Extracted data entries
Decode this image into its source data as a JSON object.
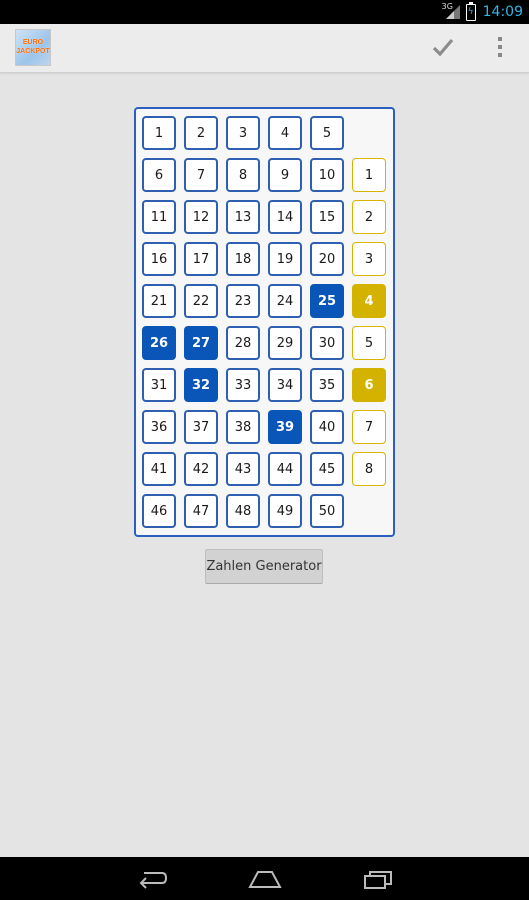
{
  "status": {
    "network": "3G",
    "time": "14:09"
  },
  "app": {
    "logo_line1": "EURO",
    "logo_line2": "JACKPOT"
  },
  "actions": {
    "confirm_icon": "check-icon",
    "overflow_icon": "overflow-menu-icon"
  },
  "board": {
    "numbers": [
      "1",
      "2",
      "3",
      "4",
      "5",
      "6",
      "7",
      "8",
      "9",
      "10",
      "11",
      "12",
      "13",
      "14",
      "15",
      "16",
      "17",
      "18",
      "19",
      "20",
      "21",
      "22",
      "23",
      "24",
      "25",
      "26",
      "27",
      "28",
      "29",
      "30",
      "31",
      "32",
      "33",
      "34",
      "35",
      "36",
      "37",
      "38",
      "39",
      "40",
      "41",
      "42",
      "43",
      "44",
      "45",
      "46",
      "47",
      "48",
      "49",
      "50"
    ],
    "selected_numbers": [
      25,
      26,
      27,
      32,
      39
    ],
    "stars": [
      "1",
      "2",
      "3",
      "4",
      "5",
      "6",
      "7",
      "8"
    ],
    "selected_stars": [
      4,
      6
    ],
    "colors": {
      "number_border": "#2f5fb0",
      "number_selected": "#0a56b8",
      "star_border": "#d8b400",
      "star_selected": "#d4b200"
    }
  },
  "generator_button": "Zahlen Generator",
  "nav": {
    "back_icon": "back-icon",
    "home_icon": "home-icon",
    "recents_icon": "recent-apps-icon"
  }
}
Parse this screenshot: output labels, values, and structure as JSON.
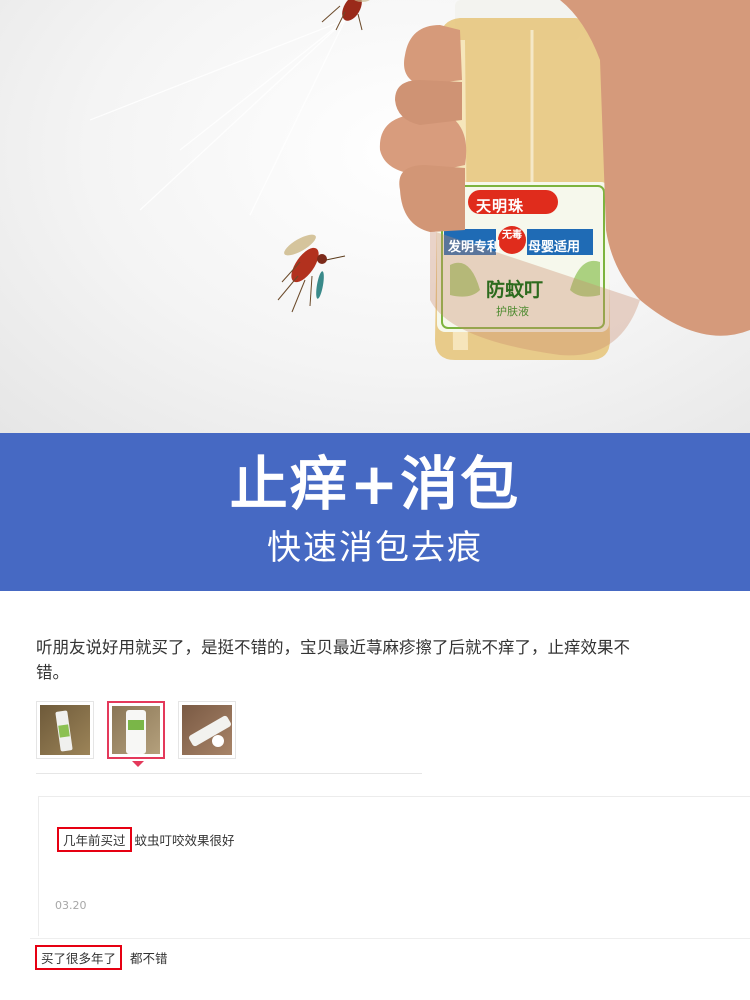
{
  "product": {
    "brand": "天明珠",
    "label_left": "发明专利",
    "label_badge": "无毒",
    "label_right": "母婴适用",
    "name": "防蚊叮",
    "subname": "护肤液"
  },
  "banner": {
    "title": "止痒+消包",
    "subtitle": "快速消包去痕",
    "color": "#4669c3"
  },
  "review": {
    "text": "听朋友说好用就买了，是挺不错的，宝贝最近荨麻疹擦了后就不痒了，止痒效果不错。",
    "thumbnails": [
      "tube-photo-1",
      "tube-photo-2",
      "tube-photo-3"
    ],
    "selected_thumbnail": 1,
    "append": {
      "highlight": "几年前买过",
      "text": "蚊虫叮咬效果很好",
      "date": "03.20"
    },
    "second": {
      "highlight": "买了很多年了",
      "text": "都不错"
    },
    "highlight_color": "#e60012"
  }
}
...
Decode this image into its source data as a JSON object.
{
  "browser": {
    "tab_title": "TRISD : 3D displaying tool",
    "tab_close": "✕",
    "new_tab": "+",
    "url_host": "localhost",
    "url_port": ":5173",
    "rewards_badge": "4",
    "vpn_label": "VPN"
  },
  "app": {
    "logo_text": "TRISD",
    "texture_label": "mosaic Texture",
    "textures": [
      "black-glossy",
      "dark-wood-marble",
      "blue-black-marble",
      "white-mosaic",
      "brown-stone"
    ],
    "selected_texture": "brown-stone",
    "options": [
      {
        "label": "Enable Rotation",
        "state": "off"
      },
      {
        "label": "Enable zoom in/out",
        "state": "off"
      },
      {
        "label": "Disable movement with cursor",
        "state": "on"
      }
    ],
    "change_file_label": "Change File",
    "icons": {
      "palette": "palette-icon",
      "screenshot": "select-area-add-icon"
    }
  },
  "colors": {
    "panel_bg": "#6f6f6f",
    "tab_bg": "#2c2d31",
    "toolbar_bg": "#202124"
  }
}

WHAT YOU ARE ASKED TO DO: Identify and copy all lines with the word "brown".

SOLUTION FOR THIS TASK:
      "brown-stone"
    "selected_texture": "brown-stone",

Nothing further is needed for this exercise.